Return each entry exactly, with none missing.
--- start of Stored data ---
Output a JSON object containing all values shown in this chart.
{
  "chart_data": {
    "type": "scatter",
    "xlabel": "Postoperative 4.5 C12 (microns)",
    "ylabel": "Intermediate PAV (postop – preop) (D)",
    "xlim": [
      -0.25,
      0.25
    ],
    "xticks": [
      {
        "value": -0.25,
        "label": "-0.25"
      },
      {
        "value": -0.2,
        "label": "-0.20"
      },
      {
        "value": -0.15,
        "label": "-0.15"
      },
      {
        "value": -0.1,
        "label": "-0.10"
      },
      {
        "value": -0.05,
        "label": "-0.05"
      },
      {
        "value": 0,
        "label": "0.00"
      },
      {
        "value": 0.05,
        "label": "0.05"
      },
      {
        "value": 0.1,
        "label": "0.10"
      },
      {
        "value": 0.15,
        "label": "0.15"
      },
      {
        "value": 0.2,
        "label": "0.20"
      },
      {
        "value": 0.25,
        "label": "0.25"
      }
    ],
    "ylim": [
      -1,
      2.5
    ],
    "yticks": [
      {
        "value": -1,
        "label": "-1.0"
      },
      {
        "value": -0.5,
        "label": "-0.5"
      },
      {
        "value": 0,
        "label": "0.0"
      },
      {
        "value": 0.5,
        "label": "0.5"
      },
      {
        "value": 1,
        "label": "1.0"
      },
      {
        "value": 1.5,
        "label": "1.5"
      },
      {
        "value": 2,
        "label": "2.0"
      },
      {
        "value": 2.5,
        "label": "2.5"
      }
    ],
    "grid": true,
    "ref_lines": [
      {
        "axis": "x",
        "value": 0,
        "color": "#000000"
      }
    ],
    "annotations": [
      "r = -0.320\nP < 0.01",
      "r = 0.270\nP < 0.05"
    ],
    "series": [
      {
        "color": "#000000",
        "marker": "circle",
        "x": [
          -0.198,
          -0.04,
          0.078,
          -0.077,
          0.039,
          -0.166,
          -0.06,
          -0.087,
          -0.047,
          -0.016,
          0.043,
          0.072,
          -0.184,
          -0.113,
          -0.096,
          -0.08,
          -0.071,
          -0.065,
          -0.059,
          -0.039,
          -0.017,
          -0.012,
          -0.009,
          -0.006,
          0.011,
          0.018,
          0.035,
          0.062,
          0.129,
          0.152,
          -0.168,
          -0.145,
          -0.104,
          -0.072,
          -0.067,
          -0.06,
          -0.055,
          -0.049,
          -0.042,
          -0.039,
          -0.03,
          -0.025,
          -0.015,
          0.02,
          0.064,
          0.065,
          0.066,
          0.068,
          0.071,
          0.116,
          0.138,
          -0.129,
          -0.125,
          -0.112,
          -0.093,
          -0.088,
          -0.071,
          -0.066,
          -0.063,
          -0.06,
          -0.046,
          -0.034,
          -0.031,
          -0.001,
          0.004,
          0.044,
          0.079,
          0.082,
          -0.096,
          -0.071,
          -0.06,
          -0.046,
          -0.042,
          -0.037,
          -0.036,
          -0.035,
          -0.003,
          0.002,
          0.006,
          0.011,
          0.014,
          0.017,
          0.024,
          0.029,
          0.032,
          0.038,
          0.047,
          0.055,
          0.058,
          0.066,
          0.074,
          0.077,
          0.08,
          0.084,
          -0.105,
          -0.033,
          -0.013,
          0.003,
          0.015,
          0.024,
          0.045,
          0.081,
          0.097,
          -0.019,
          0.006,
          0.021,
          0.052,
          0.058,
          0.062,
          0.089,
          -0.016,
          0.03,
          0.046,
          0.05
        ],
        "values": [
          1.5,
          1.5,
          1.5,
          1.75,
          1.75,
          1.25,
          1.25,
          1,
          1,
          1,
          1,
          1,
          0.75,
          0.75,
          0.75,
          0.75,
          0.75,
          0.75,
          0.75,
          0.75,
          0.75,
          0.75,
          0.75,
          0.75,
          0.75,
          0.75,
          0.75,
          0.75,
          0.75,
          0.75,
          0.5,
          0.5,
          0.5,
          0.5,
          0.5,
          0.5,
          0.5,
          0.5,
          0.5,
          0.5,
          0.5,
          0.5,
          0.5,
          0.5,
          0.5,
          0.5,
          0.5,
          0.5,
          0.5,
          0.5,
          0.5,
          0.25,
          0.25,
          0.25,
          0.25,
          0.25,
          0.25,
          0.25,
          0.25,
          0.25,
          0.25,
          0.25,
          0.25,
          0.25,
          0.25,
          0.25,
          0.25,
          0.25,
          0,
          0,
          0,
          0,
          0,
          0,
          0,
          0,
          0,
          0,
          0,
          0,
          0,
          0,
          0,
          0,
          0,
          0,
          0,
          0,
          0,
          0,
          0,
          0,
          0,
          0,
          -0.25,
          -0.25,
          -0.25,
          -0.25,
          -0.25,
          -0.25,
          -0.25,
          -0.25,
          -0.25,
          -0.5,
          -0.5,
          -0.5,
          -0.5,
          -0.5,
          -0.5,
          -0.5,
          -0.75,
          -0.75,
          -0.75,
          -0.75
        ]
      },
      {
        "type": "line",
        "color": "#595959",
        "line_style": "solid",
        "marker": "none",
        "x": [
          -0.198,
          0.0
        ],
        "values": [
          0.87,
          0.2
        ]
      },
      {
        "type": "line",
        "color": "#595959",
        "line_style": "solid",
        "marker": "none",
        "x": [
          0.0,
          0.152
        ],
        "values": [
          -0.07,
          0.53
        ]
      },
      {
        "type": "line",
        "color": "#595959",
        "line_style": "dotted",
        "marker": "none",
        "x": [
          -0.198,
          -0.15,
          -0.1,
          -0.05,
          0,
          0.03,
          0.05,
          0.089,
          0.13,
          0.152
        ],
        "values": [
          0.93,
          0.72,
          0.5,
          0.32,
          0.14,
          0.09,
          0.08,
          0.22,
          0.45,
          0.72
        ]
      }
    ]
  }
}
--- end of Stored data ---
§ **Written answer**
Output a JSON object containing all values shown in this chart.
{
  "chart_data": {
    "type": "scatter",
    "xlabel": "Postoperative 4.5 C12 (microns)",
    "ylabel": "Intermediate PAV (postop – preop) (D)",
    "xlim": [
      -0.25,
      0.25
    ],
    "xticks": [
      {
        "value": -0.25,
        "label": "-0.25"
      },
      {
        "value": -0.2,
        "label": "-0.20"
      },
      {
        "value": -0.15,
        "label": "-0.15"
      },
      {
        "value": -0.1,
        "label": "-0.10"
      },
      {
        "value": -0.05,
        "label": "-0.05"
      },
      {
        "value": 0,
        "label": "0.00"
      },
      {
        "value": 0.05,
        "label": "0.05"
      },
      {
        "value": 0.1,
        "label": "0.10"
      },
      {
        "value": 0.15,
        "label": "0.15"
      },
      {
        "value": 0.2,
        "label": "0.20"
      },
      {
        "value": 0.25,
        "label": "0.25"
      }
    ],
    "ylim": [
      -1,
      2.5
    ],
    "yticks": [
      {
        "value": -1,
        "label": "-1.0"
      },
      {
        "value": -0.5,
        "label": "-0.5"
      },
      {
        "value": 0,
        "label": "0.0"
      },
      {
        "value": 0.5,
        "label": "0.5"
      },
      {
        "value": 1,
        "label": "1.0"
      },
      {
        "value": 1.5,
        "label": "1.5"
      },
      {
        "value": 2,
        "label": "2.0"
      },
      {
        "value": 2.5,
        "label": "2.5"
      }
    ],
    "grid": true,
    "ref_lines": [
      {
        "axis": "x",
        "value": 0,
        "color": "#000000"
      }
    ],
    "annotations": [
      "r = -0.320\nP < 0.01",
      "r = 0.270\nP < 0.05"
    ],
    "series": [
      {
        "color": "#000000",
        "marker": "circle",
        "x": [
          -0.198,
          -0.04,
          0.078,
          -0.077,
          0.039,
          -0.166,
          -0.06,
          -0.087,
          -0.047,
          -0.016,
          0.043,
          0.072,
          -0.184,
          -0.113,
          -0.096,
          -0.08,
          -0.071,
          -0.065,
          -0.059,
          -0.039,
          -0.017,
          -0.012,
          -0.009,
          -0.006,
          0.011,
          0.018,
          0.035,
          0.062,
          0.129,
          0.152,
          -0.168,
          -0.145,
          -0.104,
          -0.072,
          -0.067,
          -0.06,
          -0.055,
          -0.049,
          -0.042,
          -0.039,
          -0.03,
          -0.025,
          -0.015,
          0.02,
          0.064,
          0.065,
          0.066,
          0.068,
          0.071,
          0.116,
          0.138,
          -0.129,
          -0.125,
          -0.112,
          -0.093,
          -0.088,
          -0.071,
          -0.066,
          -0.063,
          -0.06,
          -0.046,
          -0.034,
          -0.031,
          -0.001,
          0.004,
          0.044,
          0.079,
          0.082,
          -0.096,
          -0.071,
          -0.06,
          -0.046,
          -0.042,
          -0.037,
          -0.036,
          -0.035,
          -0.003,
          0.002,
          0.006,
          0.011,
          0.014,
          0.017,
          0.024,
          0.029,
          0.032,
          0.038,
          0.047,
          0.055,
          0.058,
          0.066,
          0.074,
          0.077,
          0.08,
          0.084,
          -0.105,
          -0.033,
          -0.013,
          0.003,
          0.015,
          0.024,
          0.045,
          0.081,
          0.097,
          -0.019,
          0.006,
          0.021,
          0.052,
          0.058,
          0.062,
          0.089,
          -0.016,
          0.03,
          0.046,
          0.05
        ],
        "values": [
          1.5,
          1.5,
          1.5,
          1.75,
          1.75,
          1.25,
          1.25,
          1,
          1,
          1,
          1,
          1,
          0.75,
          0.75,
          0.75,
          0.75,
          0.75,
          0.75,
          0.75,
          0.75,
          0.75,
          0.75,
          0.75,
          0.75,
          0.75,
          0.75,
          0.75,
          0.75,
          0.75,
          0.75,
          0.5,
          0.5,
          0.5,
          0.5,
          0.5,
          0.5,
          0.5,
          0.5,
          0.5,
          0.5,
          0.5,
          0.5,
          0.5,
          0.5,
          0.5,
          0.5,
          0.5,
          0.5,
          0.5,
          0.5,
          0.5,
          0.25,
          0.25,
          0.25,
          0.25,
          0.25,
          0.25,
          0.25,
          0.25,
          0.25,
          0.25,
          0.25,
          0.25,
          0.25,
          0.25,
          0.25,
          0.25,
          0.25,
          0,
          0,
          0,
          0,
          0,
          0,
          0,
          0,
          0,
          0,
          0,
          0,
          0,
          0,
          0,
          0,
          0,
          0,
          0,
          0,
          0,
          0,
          0,
          0,
          0,
          0,
          -0.25,
          -0.25,
          -0.25,
          -0.25,
          -0.25,
          -0.25,
          -0.25,
          -0.25,
          -0.25,
          -0.5,
          -0.5,
          -0.5,
          -0.5,
          -0.5,
          -0.5,
          -0.5,
          -0.75,
          -0.75,
          -0.75,
          -0.75
        ]
      },
      {
        "type": "line",
        "color": "#595959",
        "line_style": "solid",
        "marker": "none",
        "x": [
          -0.198,
          0.0
        ],
        "values": [
          0.87,
          0.2
        ]
      },
      {
        "type": "line",
        "color": "#595959",
        "line_style": "solid",
        "marker": "none",
        "x": [
          0.0,
          0.152
        ],
        "values": [
          -0.07,
          0.53
        ]
      },
      {
        "type": "line",
        "color": "#595959",
        "line_style": "dotted",
        "marker": "none",
        "x": [
          -0.198,
          -0.15,
          -0.1,
          -0.05,
          0,
          0.03,
          0.05,
          0.089,
          0.13,
          0.152
        ],
        "values": [
          0.93,
          0.72,
          0.5,
          0.32,
          0.14,
          0.09,
          0.08,
          0.22,
          0.45,
          0.72
        ]
      }
    ]
  }
}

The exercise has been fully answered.